- _PROBLEM TO WORK ON_:
List each line of the data that holds the string "JSON", please.

- _Figure content listings_:
[Begin]
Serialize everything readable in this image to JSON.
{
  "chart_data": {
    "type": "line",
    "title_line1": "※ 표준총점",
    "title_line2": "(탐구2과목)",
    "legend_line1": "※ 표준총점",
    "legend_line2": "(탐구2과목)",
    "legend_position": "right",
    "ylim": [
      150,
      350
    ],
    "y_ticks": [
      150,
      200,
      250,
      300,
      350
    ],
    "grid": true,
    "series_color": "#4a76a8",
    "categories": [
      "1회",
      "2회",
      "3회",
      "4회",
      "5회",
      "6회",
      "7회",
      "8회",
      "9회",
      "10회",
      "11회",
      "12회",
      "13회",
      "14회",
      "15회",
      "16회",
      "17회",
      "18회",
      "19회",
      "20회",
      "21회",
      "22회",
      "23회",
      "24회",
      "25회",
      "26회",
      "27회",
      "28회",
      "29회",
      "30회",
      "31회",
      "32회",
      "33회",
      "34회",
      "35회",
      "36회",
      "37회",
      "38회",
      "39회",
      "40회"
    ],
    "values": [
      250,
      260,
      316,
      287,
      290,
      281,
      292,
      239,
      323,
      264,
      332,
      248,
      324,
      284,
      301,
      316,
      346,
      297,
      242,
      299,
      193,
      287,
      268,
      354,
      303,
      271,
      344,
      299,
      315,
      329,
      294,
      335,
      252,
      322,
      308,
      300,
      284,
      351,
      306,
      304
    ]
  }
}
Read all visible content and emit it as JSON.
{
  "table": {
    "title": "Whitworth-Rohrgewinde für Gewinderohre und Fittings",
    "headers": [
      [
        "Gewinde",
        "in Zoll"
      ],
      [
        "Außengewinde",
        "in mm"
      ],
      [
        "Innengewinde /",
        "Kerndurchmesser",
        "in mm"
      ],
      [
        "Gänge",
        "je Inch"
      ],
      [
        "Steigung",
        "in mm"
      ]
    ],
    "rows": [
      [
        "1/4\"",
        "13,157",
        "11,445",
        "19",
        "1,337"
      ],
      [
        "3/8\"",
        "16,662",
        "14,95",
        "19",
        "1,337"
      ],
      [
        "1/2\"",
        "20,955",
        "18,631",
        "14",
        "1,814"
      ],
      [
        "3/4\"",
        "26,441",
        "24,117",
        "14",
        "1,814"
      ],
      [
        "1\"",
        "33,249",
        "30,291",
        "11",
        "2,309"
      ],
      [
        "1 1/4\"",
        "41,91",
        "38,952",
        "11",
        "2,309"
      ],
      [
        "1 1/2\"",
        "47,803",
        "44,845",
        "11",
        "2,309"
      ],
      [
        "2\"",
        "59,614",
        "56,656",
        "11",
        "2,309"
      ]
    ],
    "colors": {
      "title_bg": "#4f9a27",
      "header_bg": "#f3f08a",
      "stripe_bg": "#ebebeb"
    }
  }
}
[End]
- _RIGHT ANSWER_:
Serialize everything readable in this image to JSON.
Read all visible content and emit it as JSON.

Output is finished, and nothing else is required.